SHORT EXERCISE ▸
The records below are to be copied word for word, with every picture left out.
--- DATA SHOWN ---
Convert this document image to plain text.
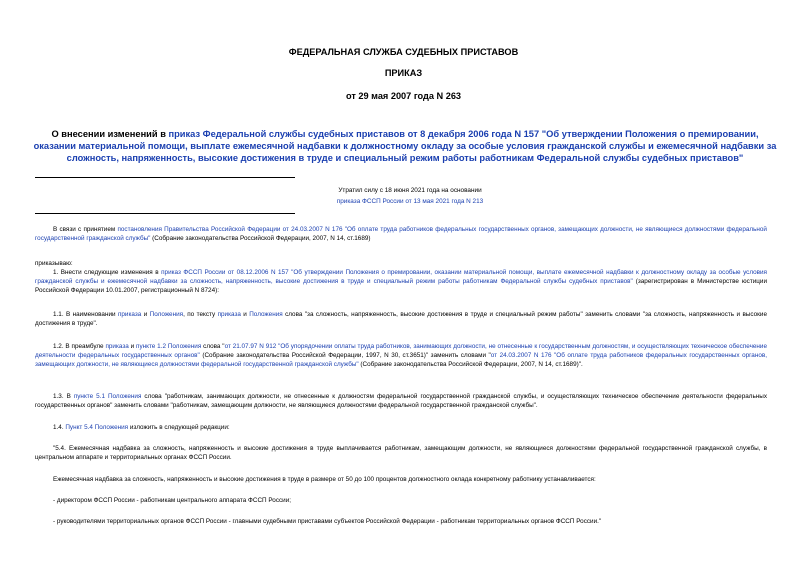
ФЕДЕРАЛЬНАЯ СЛУЖБА СУДЕБНЫХ ПРИСТАВОВ
ПРИКАЗ
от 29 мая 2007 года N 263
О внесении изменений в приказ Федеральной службы судебных приставов от 8 декабря 2006 года N 157 "Об утверждении Положения о премировании, оказании материальной помощи, выплате ежемесячной надбавки к должностному окладу за особые условия гражданской службы и ежемесячной надбавки за сложность, напряженность, высокие достижения в труде и специальный режим работы работникам Федеральной службы судебных приставов"
Утратил силу с 18 июня 2021 года на основании
приказа ФССП России от 13 мая 2021 года N 213
В связи с принятием постановления Правительства Российской Федерации от 24.03.2007 N 176 "Об оплате труда работников федеральных государственных органов, замещающих должности, не являющиеся должностями федеральной государственной гражданской службы" (Собрание законодательства Российской Федерации, 2007, N 14, ст.1689)
приказываю:
1. Внести следующие изменения в приказ ФССП России от 08.12.2006 N 157 "Об утверждении Положения о премировании, оказании материальной помощи, выплате ежемесячной надбавки к должностному окладу за особые условия гражданской службы и ежемесячной надбавки за сложность, напряженность, высокие достижения в труде и специальный режим работы работникам Федеральной службы судебных приставов" (зарегистрирован в Министерстве юстиции Российской Федерации 10.01.2007, регистрационный N 8724):
1.1. В наименовании приказа и Положения, по тексту приказа и Положения слова "за сложность, напряженность, высокие достижения в труде и специальный режим работы" заменить словами "за сложность, напряженность и высокие достижения в труде".
1.2. В преамбуле приказа и пункте 1.2 Положения слова "от 21.07.97 N 912 "Об упорядочении оплаты труда работников, занимающих должности, не отнесенные к государственным должностям, и осуществляющих техническое обеспечение деятельности федеральных государственных органов" (Собрание законодательства Российской Федерации, 1997, N 30, ст.3651)" заменить словами "от 24.03.2007 N 176 "Об оплате труда работников федеральных государственных органов, замещающих должности, не являющиеся должностями федеральной государственной гражданской службы" (Собрание законодательства Российской Федерации, 2007, N 14, ст.1689)".
1.3. В пункте 5.1 Положения слова "работникам, занимающих должности, не отнесенные к должностям федеральной государственной гражданской службы, и осуществляющих техническое обеспечение деятельности федеральных государственных органов" заменить словами "работникам, замещающим должности, не являющиеся должностями федеральной государственной гражданской службы".
1.4. Пункт 5.4 Положения изложить в следующей редакции:
"5.4. Ежемесячная надбавка за сложность, напряженность и высокие достижения в труде выплачивается работникам, замещающим должности, не являющиеся должностями федеральной государственной гражданской службы, в центральном аппарате и территориальных органах ФССП России.
Ежемесячная надбавка за сложность, напряженность и высокие достижения в труде в размере от 50 до 100 процентов должностного оклада конкретному работнику устанавливается:
- директором ФССП России - работникам центрального аппарата ФССП России;
- руководителями территориальных органов ФССП России - главными судебными приставами субъектов Российской Федерации - работникам территориальных органов ФССП России."
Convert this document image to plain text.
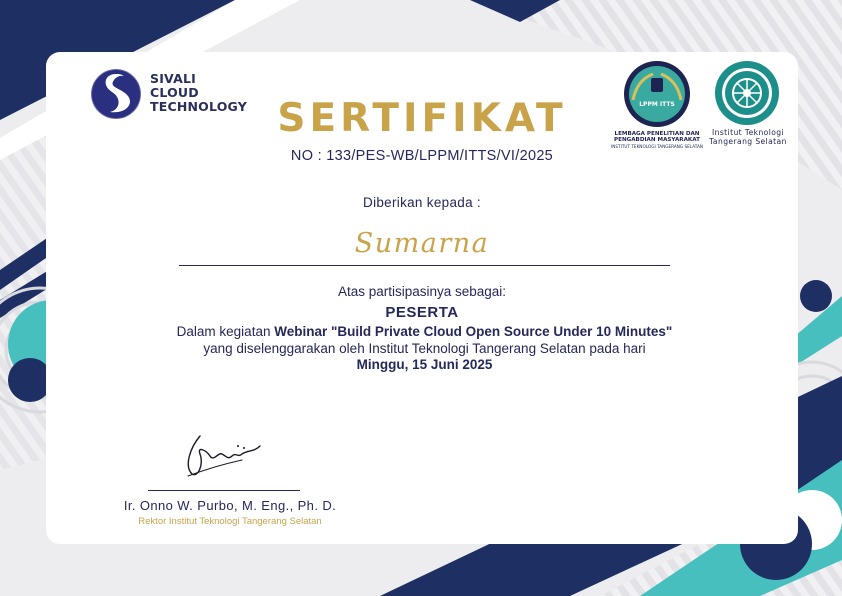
SIVALI
CLOUD
TECHNOLOGY	LPPM ITTS
LEMBAGA PENELITIAN DAN
PENGABDIAN MASYARAKAT
INSTITUT TEKNOLOGI TANGERANG SELATAN
Institut Teknologi
Tangerang Selatan
SERTIFIKAT
NO : 133/PES-WB/LPPM/ITTS/VI/2025
Diberikan kepada :
Sumarna
Atas partisipasinya sebagai:
PESERTA
Dalam kegiatan Webinar "Build Private Cloud Open Source Under 10 Minutes" yang diselenggarakan oleh Institut Teknologi Tangerang Selatan pada hari Minggu, 15 Juni 2025
Ir. Onno W. Purbo, M. Eng., Ph. D.
Rektor Institut Teknologi Tangerang Selatan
---
RESPONSE TO THIS EXERCISE ▸
Convert this document image to plain text.
ФЕДЕРАЛЬНАЯ СЛУЖБА СУДЕБНЫХ ПРИСТАВОВ
ПРИКАЗ
от 29 мая 2007 года N 263
О внесении изменений в приказ Федеральной службы судебных приставов от 8 декабря 2006 года N 157 "Об утверждении Положения о премировании, оказании материальной помощи, выплате ежемесячной надбавки к должностному окладу за особые условия гражданской службы и ежемесячной надбавки за сложность, напряженность, высокие достижения в труде и специальный режим работы работникам Федеральной службы судебных приставов"
Утратил силу с 18 июня 2021 года на основании
приказа ФССП России от 13 мая 2021 года N 213
В связи с принятием постановления Правительства Российской Федерации от 24.03.2007 N 176 "Об оплате труда работников федеральных государственных органов, замещающих должности, не являющиеся должностями федеральной государственной гражданской службы" (Собрание законодательства Российской Федерации, 2007, N 14, ст.1689)
приказываю:
1. Внести следующие изменения в приказ ФССП России от 08.12.2006 N 157 "Об утверждении Положения о премировании, оказании материальной помощи, выплате ежемесячной надбавки к должностному окладу за особые условия гражданской службы и ежемесячной надбавки за сложность, напряженность, высокие достижения в труде и специальный режим работы работникам Федеральной службы судебных приставов" (зарегистрирован в Министерстве юстиции Российской Федерации 10.01.2007, регистрационный N 8724):
1.1. В наименовании приказа и Положения, по тексту приказа и Положения слова "за сложность, напряженность, высокие достижения в труде и специальный режим работы" заменить словами "за сложность, напряженность и высокие достижения в труде".
1.2. В преамбуле приказа и пункте 1.2 Положения слова "от 21.07.97 N 912 "Об упорядочении оплаты труда работников, занимающих должности, не отнесенные к государственным должностям, и осуществляющих техническое обеспечение деятельности федеральных государственных органов" (Собрание законодательства Российской Федерации, 1997, N 30, ст.3651)" заменить словами "от 24.03.2007 N 176 "Об оплате труда работников федеральных государственных органов, замещающих должности, не являющиеся должностями федеральной государственной гражданской службы" (Собрание законодательства Российской Федерации, 2007, N 14, ст.1689)".
1.3. В пункте 5.1 Положения слова "работникам, занимающих должности, не отнесенные к должностям федеральной государственной гражданской службы, и осуществляющих техническое обеспечение деятельности федеральных государственных органов" заменить словами "работникам, замещающим должности, не являющиеся должностями федеральной государственной гражданской службы".
1.4. Пункт 5.4 Положения изложить в следующей редакции:
"5.4. Ежемесячная надбавка за сложность, напряженность и высокие достижения в труде выплачивается работникам, замещающим должности, не являющиеся должностями федеральной государственной гражданской службы, в центральном аппарате и территориальных органах ФССП России.
Ежемесячная надбавка за сложность, напряженность и высокие достижения в труде в размере от 50 до 100 процентов должностного оклада конкретному работнику устанавливается:
- директором ФССП России - работникам центрального аппарата ФССП России;
- руководителями территориальных органов ФССП России - главными судебными приставами субъектов Российской Федерации - работникам территориальных органов ФССП России."
Convert this document image to plain text.
SIVALI
CLOUD
TECHNOLOGY	LPPM ITTS
LEMBAGA PENELITIAN DAN
PENGABDIAN MASYARAKAT
INSTITUT TEKNOLOGI TANGERANG SELATAN
Institut Teknologi
Tangerang Selatan
SERTIFIKAT
NO : 133/PES-WB/LPPM/ITTS/VI/2025
Diberikan kepada :
Sumarna
Atas partisipasinya sebagai:
PESERTA
Dalam kegiatan Webinar "Build Private Cloud Open Source Under 10 Minutes" yang diselenggarakan oleh Institut Teknologi Tangerang Selatan pada hari Minggu, 15 Juni 2025
Ir. Onno W. Purbo, M. Eng., Ph. D.
Rektor Institut Teknologi Tangerang Selatan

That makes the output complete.